··· Dataset records ···
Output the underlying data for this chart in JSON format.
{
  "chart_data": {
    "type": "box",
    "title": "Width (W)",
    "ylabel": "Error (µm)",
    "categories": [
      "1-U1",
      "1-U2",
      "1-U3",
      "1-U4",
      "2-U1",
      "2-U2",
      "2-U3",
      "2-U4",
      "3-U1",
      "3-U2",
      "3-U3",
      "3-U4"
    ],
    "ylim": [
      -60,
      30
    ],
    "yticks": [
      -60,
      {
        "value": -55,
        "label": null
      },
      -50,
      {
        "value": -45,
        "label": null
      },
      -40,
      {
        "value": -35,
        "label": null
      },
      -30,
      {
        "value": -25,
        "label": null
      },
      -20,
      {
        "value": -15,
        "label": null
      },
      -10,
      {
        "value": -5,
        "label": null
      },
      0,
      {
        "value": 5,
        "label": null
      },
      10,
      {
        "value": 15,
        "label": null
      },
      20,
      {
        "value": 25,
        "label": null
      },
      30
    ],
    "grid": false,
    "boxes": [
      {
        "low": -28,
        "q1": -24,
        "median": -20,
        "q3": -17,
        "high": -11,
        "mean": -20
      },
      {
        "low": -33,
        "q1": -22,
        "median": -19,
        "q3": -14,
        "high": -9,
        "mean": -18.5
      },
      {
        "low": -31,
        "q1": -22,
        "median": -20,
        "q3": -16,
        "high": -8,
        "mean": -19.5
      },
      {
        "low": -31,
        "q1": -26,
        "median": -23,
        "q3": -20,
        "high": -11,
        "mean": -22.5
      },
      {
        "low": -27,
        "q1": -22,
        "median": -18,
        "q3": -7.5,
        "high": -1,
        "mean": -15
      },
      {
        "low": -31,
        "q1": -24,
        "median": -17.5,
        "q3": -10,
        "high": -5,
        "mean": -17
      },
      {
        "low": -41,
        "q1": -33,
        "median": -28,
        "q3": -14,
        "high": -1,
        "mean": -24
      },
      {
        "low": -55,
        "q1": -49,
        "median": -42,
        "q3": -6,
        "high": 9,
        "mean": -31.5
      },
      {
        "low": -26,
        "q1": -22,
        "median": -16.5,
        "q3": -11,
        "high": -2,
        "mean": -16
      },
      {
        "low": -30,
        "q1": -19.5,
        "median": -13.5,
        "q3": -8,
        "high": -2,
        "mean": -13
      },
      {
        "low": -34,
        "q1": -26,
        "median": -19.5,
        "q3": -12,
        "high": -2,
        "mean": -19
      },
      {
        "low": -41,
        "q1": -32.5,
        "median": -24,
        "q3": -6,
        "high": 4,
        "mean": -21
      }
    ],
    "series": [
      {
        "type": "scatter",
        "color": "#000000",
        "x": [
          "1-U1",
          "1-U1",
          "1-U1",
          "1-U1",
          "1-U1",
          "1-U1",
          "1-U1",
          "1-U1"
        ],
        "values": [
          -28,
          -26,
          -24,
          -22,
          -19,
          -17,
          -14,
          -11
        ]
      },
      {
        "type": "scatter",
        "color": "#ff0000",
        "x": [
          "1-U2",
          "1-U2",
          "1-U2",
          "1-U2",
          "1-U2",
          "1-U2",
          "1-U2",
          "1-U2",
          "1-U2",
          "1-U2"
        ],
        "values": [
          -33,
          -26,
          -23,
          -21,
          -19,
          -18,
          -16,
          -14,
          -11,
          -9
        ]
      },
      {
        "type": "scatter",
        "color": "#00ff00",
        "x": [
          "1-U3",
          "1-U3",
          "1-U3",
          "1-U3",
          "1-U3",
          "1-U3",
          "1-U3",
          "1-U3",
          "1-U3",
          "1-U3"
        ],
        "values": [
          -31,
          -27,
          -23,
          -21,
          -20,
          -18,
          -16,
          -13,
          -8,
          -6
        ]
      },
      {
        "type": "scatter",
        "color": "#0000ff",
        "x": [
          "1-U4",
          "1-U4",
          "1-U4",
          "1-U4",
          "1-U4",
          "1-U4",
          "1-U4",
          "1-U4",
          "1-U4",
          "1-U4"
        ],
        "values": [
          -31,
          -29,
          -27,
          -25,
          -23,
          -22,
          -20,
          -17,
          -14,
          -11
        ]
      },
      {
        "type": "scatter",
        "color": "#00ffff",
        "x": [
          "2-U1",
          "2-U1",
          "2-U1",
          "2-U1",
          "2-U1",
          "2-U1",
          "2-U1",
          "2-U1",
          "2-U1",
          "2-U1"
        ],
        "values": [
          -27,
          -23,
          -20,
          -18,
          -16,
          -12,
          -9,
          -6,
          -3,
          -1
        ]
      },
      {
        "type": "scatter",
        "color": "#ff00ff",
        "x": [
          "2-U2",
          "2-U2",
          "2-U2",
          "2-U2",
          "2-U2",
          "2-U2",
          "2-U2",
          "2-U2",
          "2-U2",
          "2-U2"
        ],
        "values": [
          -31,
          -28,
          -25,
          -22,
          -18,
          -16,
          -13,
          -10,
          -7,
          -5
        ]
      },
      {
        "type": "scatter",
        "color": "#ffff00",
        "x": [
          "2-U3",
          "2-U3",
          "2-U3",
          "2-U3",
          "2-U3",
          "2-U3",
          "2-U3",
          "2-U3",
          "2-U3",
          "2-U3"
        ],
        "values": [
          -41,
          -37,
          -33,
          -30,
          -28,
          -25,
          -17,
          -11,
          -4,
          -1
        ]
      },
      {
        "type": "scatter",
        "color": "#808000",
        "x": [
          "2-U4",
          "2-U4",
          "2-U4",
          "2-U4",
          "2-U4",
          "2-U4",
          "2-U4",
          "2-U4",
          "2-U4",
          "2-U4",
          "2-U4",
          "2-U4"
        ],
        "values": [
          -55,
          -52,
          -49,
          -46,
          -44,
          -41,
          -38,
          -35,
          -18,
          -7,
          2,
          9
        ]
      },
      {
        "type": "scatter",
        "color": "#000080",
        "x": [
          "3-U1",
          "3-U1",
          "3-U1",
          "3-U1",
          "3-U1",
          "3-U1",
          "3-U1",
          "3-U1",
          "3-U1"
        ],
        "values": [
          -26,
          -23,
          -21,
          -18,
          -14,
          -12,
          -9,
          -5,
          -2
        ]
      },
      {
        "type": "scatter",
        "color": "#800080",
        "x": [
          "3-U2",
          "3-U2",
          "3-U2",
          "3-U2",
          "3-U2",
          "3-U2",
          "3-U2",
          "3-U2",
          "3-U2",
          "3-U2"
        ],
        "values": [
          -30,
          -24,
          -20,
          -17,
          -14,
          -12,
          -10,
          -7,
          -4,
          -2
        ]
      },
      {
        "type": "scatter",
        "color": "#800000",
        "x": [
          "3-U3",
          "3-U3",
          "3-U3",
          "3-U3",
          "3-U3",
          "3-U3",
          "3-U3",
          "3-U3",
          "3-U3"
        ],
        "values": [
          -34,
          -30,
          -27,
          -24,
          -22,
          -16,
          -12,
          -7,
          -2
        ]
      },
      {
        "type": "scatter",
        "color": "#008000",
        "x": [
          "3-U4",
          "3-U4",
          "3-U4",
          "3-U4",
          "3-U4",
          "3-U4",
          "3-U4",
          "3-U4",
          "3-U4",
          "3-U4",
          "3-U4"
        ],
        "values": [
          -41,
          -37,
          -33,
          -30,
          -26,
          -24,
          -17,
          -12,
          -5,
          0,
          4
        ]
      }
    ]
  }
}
···
◆ **Task**
Reproduce the complete data exactly as presented above.

◆ **Exercise result**
Output the underlying data for this chart in JSON format.
{
  "chart_data": {
    "type": "box",
    "title": "Width (W)",
    "ylabel": "Error (µm)",
    "categories": [
      "1-U1",
      "1-U2",
      "1-U3",
      "1-U4",
      "2-U1",
      "2-U2",
      "2-U3",
      "2-U4",
      "3-U1",
      "3-U2",
      "3-U3",
      "3-U4"
    ],
    "ylim": [
      -60,
      30
    ],
    "yticks": [
      -60,
      {
        "value": -55,
        "label": null
      },
      -50,
      {
        "value": -45,
        "label": null
      },
      -40,
      {
        "value": -35,
        "label": null
      },
      -30,
      {
        "value": -25,
        "label": null
      },
      -20,
      {
        "value": -15,
        "label": null
      },
      -10,
      {
        "value": -5,
        "label": null
      },
      0,
      {
        "value": 5,
        "label": null
      },
      10,
      {
        "value": 15,
        "label": null
      },
      20,
      {
        "value": 25,
        "label": null
      },
      30
    ],
    "grid": false,
    "boxes": [
      {
        "low": -28,
        "q1": -24,
        "median": -20,
        "q3": -17,
        "high": -11,
        "mean": -20
      },
      {
        "low": -33,
        "q1": -22,
        "median": -19,
        "q3": -14,
        "high": -9,
        "mean": -18.5
      },
      {
        "low": -31,
        "q1": -22,
        "median": -20,
        "q3": -16,
        "high": -8,
        "mean": -19.5
      },
      {
        "low": -31,
        "q1": -26,
        "median": -23,
        "q3": -20,
        "high": -11,
        "mean": -22.5
      },
      {
        "low": -27,
        "q1": -22,
        "median": -18,
        "q3": -7.5,
        "high": -1,
        "mean": -15
      },
      {
        "low": -31,
        "q1": -24,
        "median": -17.5,
        "q3": -10,
        "high": -5,
        "mean": -17
      },
      {
        "low": -41,
        "q1": -33,
        "median": -28,
        "q3": -14,
        "high": -1,
        "mean": -24
      },
      {
        "low": -55,
        "q1": -49,
        "median": -42,
        "q3": -6,
        "high": 9,
        "mean": -31.5
      },
      {
        "low": -26,
        "q1": -22,
        "median": -16.5,
        "q3": -11,
        "high": -2,
        "mean": -16
      },
      {
        "low": -30,
        "q1": -19.5,
        "median": -13.5,
        "q3": -8,
        "high": -2,
        "mean": -13
      },
      {
        "low": -34,
        "q1": -26,
        "median": -19.5,
        "q3": -12,
        "high": -2,
        "mean": -19
      },
      {
        "low": -41,
        "q1": -32.5,
        "median": -24,
        "q3": -6,
        "high": 4,
        "mean": -21
      }
    ],
    "series": [
      {
        "type": "scatter",
        "color": "#000000",
        "x": [
          "1-U1",
          "1-U1",
          "1-U1",
          "1-U1",
          "1-U1",
          "1-U1",
          "1-U1",
          "1-U1"
        ],
        "values": [
          -28,
          -26,
          -24,
          -22,
          -19,
          -17,
          -14,
          -11
        ]
      },
      {
        "type": "scatter",
        "color": "#ff0000",
        "x": [
          "1-U2",
          "1-U2",
          "1-U2",
          "1-U2",
          "1-U2",
          "1-U2",
          "1-U2",
          "1-U2",
          "1-U2",
          "1-U2"
        ],
        "values": [
          -33,
          -26,
          -23,
          -21,
          -19,
          -18,
          -16,
          -14,
          -11,
          -9
        ]
      },
      {
        "type": "scatter",
        "color": "#00ff00",
        "x": [
          "1-U3",
          "1-U3",
          "1-U3",
          "1-U3",
          "1-U3",
          "1-U3",
          "1-U3",
          "1-U3",
          "1-U3",
          "1-U3"
        ],
        "values": [
          -31,
          -27,
          -23,
          -21,
          -20,
          -18,
          -16,
          -13,
          -8,
          -6
        ]
      },
      {
        "type": "scatter",
        "color": "#0000ff",
        "x": [
          "1-U4",
          "1-U4",
          "1-U4",
          "1-U4",
          "1-U4",
          "1-U4",
          "1-U4",
          "1-U4",
          "1-U4",
          "1-U4"
        ],
        "values": [
          -31,
          -29,
          -27,
          -25,
          -23,
          -22,
          -20,
          -17,
          -14,
          -11
        ]
      },
      {
        "type": "scatter",
        "color": "#00ffff",
        "x": [
          "2-U1",
          "2-U1",
          "2-U1",
          "2-U1",
          "2-U1",
          "2-U1",
          "2-U1",
          "2-U1",
          "2-U1",
          "2-U1"
        ],
        "values": [
          -27,
          -23,
          -20,
          -18,
          -16,
          -12,
          -9,
          -6,
          -3,
          -1
        ]
      },
      {
        "type": "scatter",
        "color": "#ff00ff",
        "x": [
          "2-U2",
          "2-U2",
          "2-U2",
          "2-U2",
          "2-U2",
          "2-U2",
          "2-U2",
          "2-U2",
          "2-U2",
          "2-U2"
        ],
        "values": [
          -31,
          -28,
          -25,
          -22,
          -18,
          -16,
          -13,
          -10,
          -7,
          -5
        ]
      },
      {
        "type": "scatter",
        "color": "#ffff00",
        "x": [
          "2-U3",
          "2-U3",
          "2-U3",
          "2-U3",
          "2-U3",
          "2-U3",
          "2-U3",
          "2-U3",
          "2-U3",
          "2-U3"
        ],
        "values": [
          -41,
          -37,
          -33,
          -30,
          -28,
          -25,
          -17,
          -11,
          -4,
          -1
        ]
      },
      {
        "type": "scatter",
        "color": "#808000",
        "x": [
          "2-U4",
          "2-U4",
          "2-U4",
          "2-U4",
          "2-U4",
          "2-U4",
          "2-U4",
          "2-U4",
          "2-U4",
          "2-U4",
          "2-U4",
          "2-U4"
        ],
        "values": [
          -55,
          -52,
          -49,
          -46,
          -44,
          -41,
          -38,
          -35,
          -18,
          -7,
          2,
          9
        ]
      },
      {
        "type": "scatter",
        "color": "#000080",
        "x": [
          "3-U1",
          "3-U1",
          "3-U1",
          "3-U1",
          "3-U1",
          "3-U1",
          "3-U1",
          "3-U1",
          "3-U1"
        ],
        "values": [
          -26,
          -23,
          -21,
          -18,
          -14,
          -12,
          -9,
          -5,
          -2
        ]
      },
      {
        "type": "scatter",
        "color": "#800080",
        "x": [
          "3-U2",
          "3-U2",
          "3-U2",
          "3-U2",
          "3-U2",
          "3-U2",
          "3-U2",
          "3-U2",
          "3-U2",
          "3-U2"
        ],
        "values": [
          -30,
          -24,
          -20,
          -17,
          -14,
          -12,
          -10,
          -7,
          -4,
          -2
        ]
      },
      {
        "type": "scatter",
        "color": "#800000",
        "x": [
          "3-U3",
          "3-U3",
          "3-U3",
          "3-U3",
          "3-U3",
          "3-U3",
          "3-U3",
          "3-U3",
          "3-U3"
        ],
        "values": [
          -34,
          -30,
          -27,
          -24,
          -22,
          -16,
          -12,
          -7,
          -2
        ]
      },
      {
        "type": "scatter",
        "color": "#008000",
        "x": [
          "3-U4",
          "3-U4",
          "3-U4",
          "3-U4",
          "3-U4",
          "3-U4",
          "3-U4",
          "3-U4",
          "3-U4",
          "3-U4",
          "3-U4"
        ],
        "values": [
          -41,
          -37,
          -33,
          -30,
          -26,
          -24,
          -17,
          -12,
          -5,
          0,
          4
        ]
      }
    ]
  }
}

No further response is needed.